Goal -
Report all lines holding "الناس".

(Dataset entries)
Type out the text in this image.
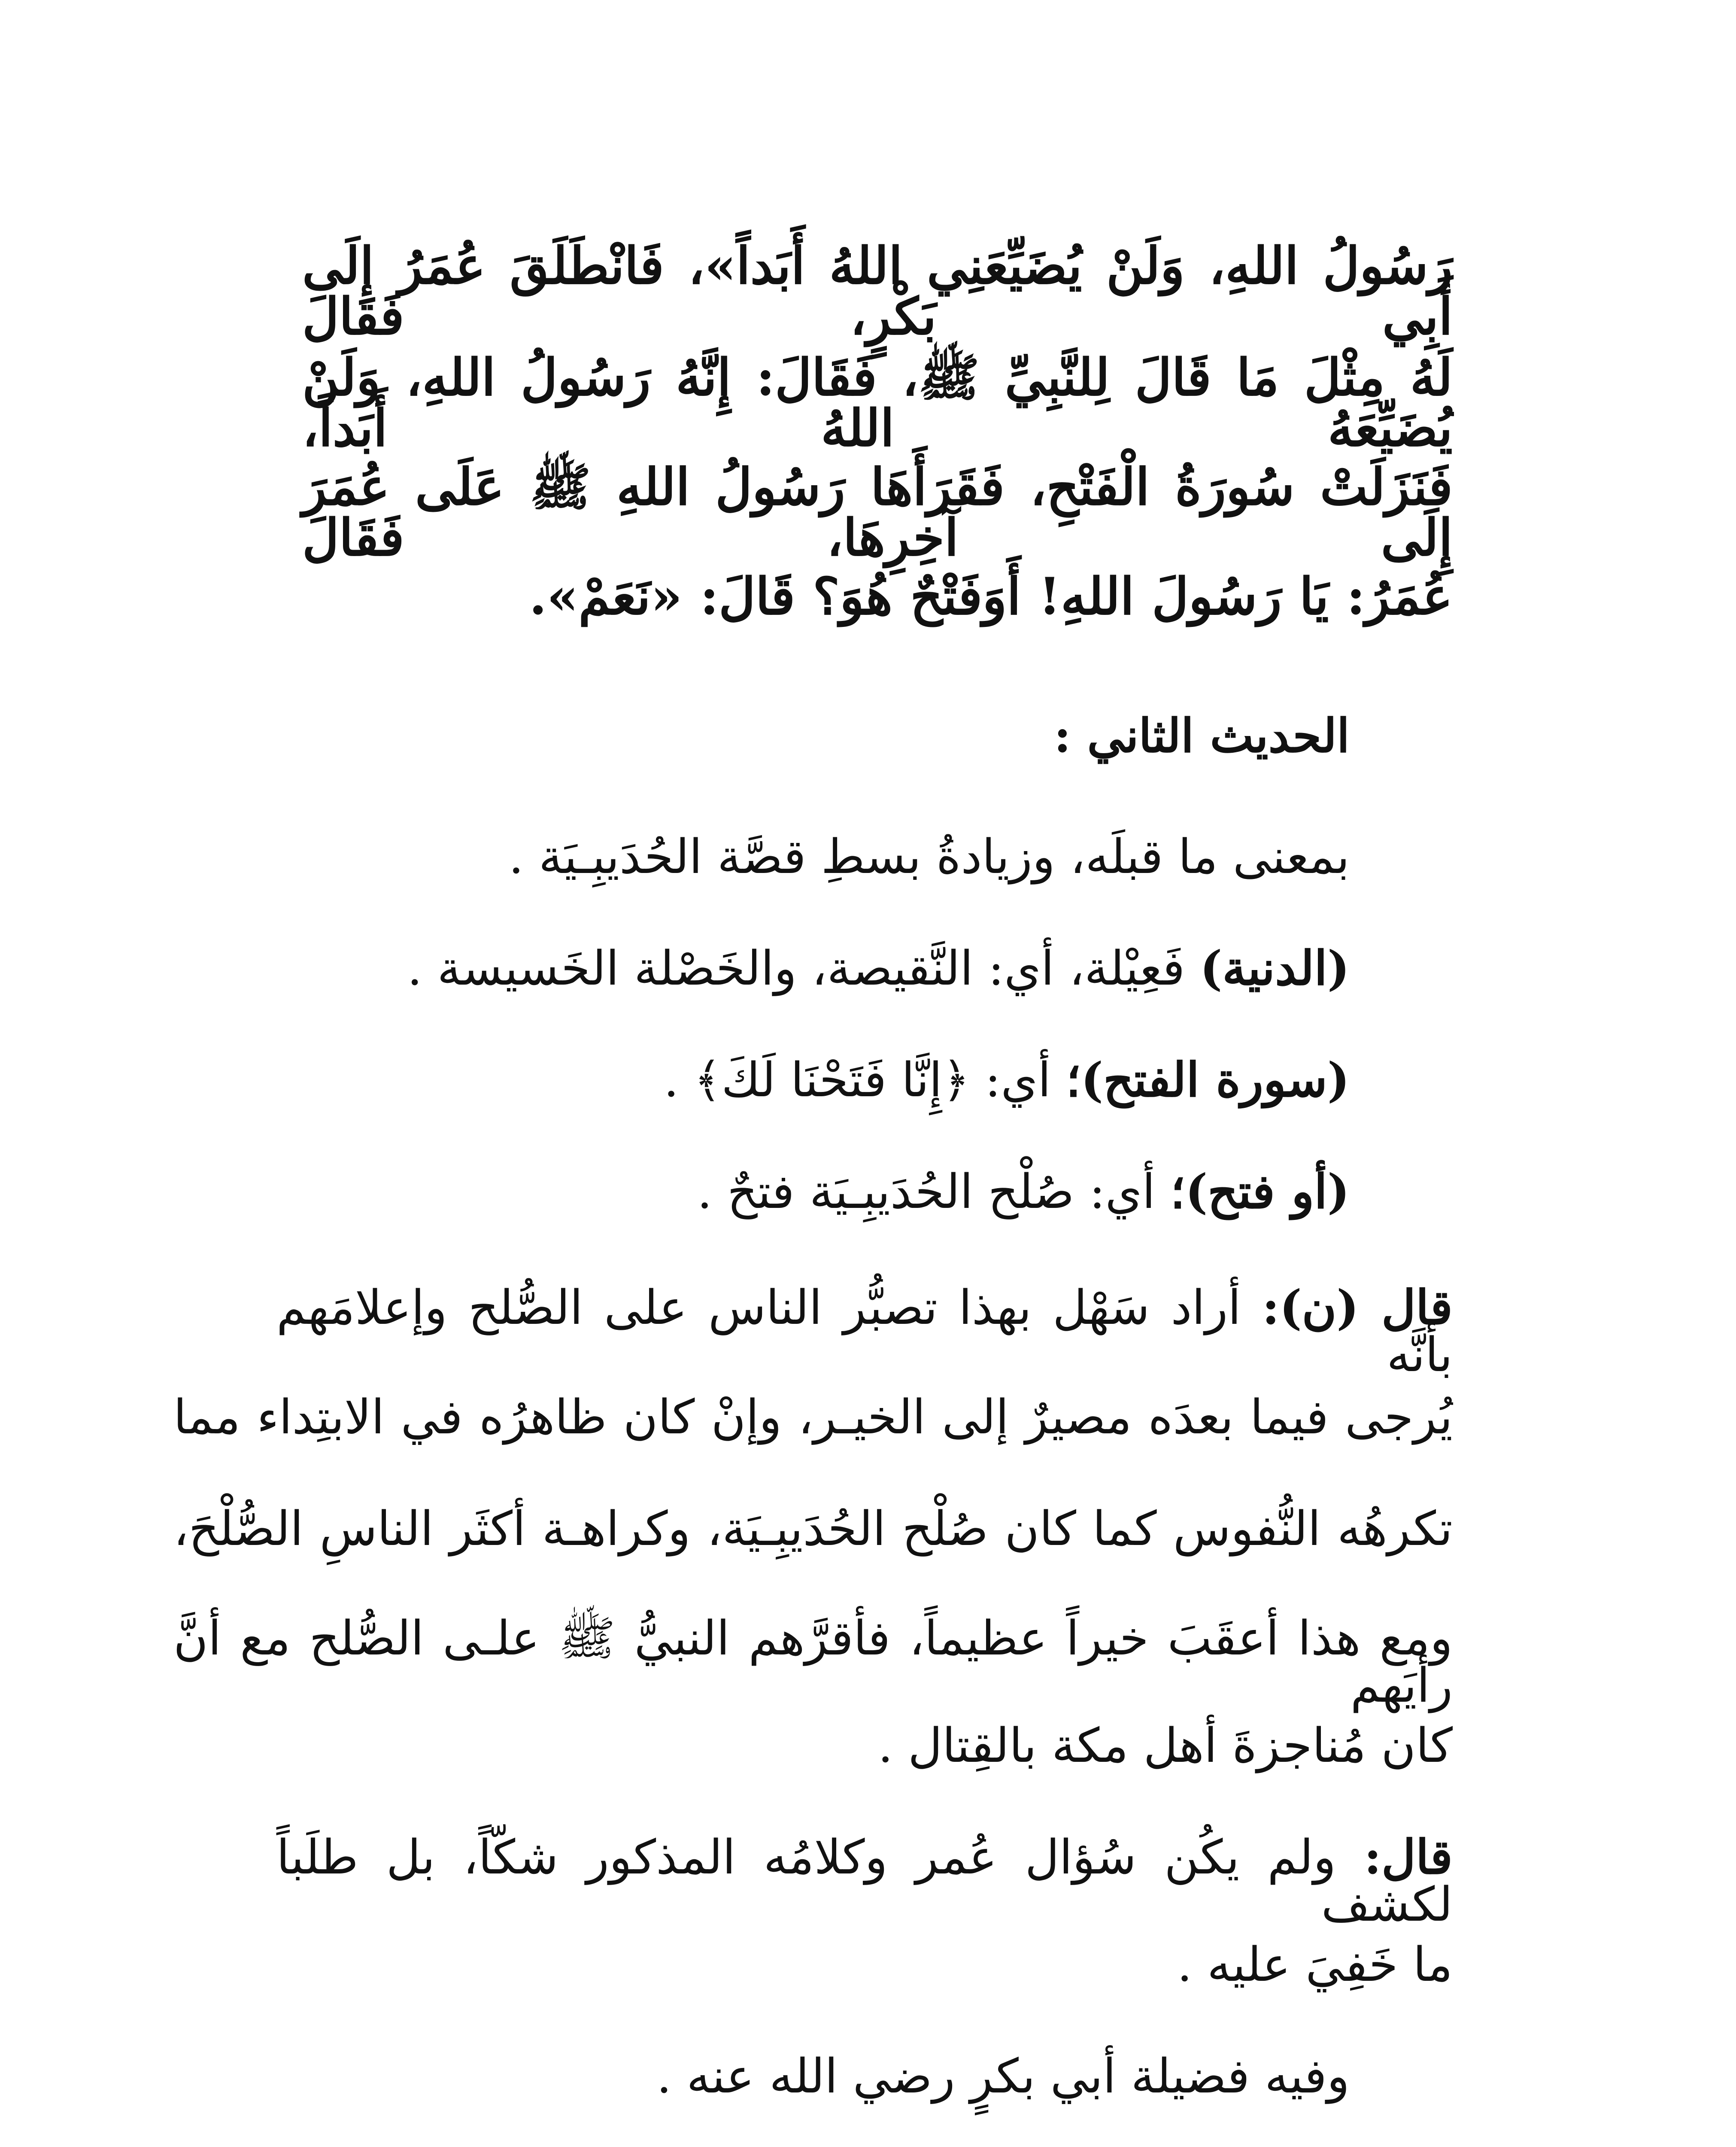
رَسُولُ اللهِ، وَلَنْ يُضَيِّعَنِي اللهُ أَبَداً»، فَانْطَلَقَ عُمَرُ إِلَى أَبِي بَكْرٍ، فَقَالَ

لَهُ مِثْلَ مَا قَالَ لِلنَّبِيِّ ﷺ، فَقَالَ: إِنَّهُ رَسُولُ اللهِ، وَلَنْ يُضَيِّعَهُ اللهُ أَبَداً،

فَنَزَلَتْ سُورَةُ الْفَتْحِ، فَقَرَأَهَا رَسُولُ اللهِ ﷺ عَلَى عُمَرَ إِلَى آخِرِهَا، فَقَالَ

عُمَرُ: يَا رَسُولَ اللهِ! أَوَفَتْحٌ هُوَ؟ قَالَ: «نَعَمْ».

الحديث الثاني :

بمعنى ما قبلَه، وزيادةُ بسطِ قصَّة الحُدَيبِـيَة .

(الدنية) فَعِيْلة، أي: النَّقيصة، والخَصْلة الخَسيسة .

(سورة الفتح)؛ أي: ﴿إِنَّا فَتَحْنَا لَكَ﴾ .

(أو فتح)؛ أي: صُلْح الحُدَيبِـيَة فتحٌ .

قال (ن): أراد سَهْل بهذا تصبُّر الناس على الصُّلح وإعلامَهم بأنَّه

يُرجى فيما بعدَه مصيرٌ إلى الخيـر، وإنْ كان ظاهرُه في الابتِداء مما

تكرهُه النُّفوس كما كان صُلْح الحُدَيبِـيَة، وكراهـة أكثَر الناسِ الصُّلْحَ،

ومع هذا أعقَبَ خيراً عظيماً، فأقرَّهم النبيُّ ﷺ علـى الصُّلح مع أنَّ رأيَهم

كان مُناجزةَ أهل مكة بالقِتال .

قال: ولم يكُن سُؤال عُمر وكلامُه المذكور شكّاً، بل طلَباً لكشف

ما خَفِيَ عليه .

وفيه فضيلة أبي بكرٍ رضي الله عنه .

Task response -
قال (ن): أراد سَهْل بهذا تصبُّر الناس على الصُّلح وإعلامَهم بأنَّه
تكرهُه النُّفوس كما كان صُلْح الحُدَيبِـيَة، وكراهـة أكثَر الناسِ الصُّلْحَ،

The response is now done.